▶ **INSTRUCTIONS TO FOLLOW**
Find the lines holding "Measurement" and copy them.

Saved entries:

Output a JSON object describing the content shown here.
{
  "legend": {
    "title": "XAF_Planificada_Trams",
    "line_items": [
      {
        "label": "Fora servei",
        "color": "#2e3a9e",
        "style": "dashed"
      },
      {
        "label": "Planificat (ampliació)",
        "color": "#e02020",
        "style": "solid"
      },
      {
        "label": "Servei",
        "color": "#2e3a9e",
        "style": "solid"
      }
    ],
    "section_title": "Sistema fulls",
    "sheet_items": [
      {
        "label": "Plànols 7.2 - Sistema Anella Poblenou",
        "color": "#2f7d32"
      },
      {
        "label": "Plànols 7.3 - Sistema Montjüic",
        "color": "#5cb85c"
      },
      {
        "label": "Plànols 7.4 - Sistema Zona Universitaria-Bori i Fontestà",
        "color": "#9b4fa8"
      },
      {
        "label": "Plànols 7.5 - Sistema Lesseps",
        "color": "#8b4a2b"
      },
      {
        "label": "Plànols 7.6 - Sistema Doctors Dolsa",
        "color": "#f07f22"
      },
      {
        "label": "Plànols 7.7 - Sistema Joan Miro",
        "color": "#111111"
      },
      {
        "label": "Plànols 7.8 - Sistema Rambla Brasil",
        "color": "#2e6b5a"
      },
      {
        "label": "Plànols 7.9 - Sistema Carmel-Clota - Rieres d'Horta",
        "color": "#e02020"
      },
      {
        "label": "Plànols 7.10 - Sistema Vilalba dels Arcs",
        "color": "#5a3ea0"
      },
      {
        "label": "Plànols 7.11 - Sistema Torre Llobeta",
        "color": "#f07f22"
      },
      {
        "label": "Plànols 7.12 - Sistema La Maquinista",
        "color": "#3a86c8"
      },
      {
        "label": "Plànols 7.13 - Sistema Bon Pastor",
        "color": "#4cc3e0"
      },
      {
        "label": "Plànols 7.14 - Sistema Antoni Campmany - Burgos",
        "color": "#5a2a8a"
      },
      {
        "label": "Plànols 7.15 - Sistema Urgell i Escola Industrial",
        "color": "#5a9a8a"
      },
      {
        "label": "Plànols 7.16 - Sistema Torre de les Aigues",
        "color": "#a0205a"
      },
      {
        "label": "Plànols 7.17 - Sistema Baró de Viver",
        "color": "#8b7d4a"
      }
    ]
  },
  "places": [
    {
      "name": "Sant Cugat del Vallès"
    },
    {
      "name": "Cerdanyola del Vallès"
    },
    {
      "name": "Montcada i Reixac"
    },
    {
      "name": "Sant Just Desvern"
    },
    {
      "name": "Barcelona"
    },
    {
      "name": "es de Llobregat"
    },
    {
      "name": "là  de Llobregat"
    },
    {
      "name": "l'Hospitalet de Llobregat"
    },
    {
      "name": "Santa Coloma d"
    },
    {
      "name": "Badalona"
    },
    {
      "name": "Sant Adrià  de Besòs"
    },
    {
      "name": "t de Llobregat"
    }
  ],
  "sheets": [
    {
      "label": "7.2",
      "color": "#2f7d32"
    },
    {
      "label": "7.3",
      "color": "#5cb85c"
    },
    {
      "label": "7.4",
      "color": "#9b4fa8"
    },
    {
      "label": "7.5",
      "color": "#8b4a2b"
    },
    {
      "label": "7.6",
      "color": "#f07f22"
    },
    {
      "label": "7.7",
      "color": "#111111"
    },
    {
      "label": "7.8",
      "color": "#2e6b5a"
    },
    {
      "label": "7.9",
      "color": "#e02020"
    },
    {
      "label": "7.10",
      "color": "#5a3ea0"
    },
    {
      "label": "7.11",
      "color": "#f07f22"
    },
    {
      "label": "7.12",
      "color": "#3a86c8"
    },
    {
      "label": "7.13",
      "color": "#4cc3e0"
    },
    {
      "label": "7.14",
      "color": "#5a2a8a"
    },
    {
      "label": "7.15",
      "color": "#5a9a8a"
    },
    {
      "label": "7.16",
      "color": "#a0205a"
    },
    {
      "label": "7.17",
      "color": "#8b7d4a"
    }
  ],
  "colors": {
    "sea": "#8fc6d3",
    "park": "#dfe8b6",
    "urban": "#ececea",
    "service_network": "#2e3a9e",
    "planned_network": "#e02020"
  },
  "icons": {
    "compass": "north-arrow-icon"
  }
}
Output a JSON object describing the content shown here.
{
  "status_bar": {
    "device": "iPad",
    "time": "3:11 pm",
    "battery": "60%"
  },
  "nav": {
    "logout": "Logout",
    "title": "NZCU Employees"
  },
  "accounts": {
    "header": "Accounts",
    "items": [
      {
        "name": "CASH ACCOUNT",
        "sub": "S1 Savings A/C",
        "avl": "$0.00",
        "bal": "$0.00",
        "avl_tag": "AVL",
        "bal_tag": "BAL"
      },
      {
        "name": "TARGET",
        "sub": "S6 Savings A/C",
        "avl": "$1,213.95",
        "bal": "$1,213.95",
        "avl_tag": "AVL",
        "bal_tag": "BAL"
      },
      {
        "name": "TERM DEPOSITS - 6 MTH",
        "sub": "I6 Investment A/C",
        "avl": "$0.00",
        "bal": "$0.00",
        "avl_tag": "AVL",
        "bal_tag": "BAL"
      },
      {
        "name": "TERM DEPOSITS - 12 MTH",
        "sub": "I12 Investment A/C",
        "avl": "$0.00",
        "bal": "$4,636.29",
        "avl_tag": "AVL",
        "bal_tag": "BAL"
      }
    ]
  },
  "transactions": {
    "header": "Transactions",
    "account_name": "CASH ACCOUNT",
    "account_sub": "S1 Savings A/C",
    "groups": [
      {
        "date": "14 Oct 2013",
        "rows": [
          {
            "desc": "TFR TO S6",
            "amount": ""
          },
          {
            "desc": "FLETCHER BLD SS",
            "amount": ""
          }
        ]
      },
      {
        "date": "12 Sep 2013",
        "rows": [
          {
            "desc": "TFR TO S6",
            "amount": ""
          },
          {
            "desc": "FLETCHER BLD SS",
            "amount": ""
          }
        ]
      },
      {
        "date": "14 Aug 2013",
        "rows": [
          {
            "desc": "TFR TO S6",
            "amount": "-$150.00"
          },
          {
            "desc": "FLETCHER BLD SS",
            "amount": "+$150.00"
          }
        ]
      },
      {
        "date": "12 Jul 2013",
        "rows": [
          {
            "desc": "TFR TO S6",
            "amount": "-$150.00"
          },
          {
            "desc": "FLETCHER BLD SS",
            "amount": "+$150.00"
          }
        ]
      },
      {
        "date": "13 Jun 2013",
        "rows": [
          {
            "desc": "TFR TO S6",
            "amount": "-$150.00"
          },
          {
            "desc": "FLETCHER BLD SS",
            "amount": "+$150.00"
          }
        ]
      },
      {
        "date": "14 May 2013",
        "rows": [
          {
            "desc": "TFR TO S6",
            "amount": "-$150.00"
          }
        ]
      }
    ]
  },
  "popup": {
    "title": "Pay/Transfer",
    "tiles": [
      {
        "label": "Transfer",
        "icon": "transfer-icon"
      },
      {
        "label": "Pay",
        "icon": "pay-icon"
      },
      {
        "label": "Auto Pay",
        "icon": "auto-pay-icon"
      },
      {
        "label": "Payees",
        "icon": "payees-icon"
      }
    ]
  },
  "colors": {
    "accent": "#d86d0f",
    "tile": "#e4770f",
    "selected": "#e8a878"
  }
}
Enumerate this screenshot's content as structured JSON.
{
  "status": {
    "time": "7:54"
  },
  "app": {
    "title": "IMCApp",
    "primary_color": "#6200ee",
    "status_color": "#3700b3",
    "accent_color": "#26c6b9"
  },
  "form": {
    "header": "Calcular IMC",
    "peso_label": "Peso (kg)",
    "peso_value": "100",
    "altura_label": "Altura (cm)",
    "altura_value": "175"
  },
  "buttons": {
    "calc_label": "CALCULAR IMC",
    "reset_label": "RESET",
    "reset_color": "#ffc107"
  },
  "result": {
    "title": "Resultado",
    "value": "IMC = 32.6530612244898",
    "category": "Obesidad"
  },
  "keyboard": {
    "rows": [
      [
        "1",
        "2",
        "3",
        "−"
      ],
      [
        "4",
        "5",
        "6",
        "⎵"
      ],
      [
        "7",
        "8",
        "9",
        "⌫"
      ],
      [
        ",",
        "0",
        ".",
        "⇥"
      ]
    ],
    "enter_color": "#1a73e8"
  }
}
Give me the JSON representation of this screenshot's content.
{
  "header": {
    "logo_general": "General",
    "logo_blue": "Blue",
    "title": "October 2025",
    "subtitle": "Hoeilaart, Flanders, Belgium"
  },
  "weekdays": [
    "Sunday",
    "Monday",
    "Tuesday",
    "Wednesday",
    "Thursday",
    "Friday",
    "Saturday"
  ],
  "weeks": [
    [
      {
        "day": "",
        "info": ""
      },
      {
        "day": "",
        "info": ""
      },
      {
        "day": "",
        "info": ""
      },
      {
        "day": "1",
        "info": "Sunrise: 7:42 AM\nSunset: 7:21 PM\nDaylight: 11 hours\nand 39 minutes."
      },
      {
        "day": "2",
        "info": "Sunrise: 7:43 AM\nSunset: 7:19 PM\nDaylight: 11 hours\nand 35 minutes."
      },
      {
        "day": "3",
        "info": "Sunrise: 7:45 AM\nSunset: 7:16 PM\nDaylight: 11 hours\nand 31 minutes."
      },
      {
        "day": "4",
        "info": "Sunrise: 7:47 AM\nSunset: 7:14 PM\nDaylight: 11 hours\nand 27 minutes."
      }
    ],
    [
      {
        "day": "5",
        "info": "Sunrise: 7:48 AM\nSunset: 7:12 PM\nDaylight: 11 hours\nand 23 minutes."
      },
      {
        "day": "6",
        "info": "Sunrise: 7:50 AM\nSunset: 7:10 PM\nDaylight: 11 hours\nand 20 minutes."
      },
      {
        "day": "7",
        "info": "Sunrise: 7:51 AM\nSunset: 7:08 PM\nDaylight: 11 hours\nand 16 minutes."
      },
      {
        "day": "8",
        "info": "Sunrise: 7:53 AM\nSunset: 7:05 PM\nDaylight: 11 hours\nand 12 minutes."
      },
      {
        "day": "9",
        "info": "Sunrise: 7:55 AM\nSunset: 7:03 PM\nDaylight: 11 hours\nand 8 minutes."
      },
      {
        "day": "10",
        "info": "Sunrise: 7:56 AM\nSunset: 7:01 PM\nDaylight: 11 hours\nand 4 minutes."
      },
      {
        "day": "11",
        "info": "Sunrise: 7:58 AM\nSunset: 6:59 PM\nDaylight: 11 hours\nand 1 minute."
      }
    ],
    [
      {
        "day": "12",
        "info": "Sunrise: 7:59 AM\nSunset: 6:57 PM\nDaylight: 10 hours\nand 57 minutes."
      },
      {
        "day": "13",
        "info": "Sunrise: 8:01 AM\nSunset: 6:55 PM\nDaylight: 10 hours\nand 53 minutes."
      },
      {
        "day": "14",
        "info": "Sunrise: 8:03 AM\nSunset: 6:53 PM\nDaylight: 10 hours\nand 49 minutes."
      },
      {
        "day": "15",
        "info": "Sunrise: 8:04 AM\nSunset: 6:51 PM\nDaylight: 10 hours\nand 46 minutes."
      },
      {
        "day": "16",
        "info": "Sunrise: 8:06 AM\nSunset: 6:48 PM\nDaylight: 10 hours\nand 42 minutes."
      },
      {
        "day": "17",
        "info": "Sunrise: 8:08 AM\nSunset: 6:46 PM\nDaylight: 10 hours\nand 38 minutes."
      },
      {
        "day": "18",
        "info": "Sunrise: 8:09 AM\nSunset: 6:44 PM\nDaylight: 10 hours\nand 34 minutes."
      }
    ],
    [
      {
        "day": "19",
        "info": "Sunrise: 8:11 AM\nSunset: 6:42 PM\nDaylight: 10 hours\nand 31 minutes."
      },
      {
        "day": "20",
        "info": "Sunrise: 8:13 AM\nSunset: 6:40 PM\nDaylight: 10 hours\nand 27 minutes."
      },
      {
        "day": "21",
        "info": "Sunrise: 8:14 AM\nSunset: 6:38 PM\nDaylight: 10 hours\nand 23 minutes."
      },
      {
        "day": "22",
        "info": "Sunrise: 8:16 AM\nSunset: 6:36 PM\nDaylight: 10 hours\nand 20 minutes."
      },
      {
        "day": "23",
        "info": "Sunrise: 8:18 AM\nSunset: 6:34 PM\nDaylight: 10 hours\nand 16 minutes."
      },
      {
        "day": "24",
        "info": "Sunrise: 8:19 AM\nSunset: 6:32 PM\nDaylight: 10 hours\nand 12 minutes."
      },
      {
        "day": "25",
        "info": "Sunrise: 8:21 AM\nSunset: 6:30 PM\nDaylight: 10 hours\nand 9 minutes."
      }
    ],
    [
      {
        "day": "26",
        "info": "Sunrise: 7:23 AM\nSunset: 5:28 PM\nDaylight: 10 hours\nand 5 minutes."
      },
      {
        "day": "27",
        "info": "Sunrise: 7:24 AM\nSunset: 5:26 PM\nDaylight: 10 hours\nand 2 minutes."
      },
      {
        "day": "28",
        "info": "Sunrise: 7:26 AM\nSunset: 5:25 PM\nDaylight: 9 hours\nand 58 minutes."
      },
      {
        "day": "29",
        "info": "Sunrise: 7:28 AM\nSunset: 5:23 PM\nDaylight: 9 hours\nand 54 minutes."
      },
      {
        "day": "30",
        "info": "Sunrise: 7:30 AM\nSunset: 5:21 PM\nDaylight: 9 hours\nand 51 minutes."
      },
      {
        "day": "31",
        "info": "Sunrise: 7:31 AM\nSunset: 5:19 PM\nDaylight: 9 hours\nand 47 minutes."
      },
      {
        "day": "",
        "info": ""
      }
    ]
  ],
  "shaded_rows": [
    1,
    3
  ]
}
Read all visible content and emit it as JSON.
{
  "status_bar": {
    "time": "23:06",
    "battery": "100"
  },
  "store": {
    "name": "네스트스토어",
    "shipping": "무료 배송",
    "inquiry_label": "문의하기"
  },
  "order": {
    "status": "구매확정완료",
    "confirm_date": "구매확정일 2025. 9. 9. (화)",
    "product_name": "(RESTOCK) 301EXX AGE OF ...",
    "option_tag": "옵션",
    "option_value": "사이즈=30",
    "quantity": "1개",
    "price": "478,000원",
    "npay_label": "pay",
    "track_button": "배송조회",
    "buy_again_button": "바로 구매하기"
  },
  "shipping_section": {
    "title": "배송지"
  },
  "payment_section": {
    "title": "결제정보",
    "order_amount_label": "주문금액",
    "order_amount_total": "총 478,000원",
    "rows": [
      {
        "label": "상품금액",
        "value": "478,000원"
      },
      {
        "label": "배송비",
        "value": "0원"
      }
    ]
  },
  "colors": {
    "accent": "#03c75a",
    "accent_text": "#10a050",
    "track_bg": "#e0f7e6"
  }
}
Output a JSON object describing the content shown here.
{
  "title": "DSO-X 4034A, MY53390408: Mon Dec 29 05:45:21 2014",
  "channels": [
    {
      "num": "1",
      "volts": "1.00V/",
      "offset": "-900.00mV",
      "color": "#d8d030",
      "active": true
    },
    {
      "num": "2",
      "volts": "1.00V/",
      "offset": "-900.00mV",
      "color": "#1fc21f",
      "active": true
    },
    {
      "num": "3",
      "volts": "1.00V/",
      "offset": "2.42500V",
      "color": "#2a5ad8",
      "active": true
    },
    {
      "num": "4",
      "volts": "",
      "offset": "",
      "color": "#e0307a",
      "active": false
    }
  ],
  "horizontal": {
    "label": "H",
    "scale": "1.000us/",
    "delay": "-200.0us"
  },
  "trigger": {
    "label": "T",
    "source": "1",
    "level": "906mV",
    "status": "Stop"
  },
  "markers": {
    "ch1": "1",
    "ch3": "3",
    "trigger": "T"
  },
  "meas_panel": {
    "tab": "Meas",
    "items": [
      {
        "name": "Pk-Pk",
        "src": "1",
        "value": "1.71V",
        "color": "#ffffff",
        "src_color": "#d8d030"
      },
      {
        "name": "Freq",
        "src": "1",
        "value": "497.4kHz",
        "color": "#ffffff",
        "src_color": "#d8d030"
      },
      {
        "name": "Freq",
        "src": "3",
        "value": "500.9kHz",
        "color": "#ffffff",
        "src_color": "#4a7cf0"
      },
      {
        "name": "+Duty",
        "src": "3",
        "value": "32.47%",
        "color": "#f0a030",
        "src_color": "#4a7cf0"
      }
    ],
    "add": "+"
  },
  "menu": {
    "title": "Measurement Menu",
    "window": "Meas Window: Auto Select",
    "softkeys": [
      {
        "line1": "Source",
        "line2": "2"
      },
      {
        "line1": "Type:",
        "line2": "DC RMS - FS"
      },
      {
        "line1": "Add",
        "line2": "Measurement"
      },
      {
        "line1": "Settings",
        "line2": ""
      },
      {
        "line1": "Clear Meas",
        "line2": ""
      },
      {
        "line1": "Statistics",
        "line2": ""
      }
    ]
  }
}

▶ **ANSWER TO THIS PROBLEM**
    "title": "Measurement Menu",
        "line2": "Measurement"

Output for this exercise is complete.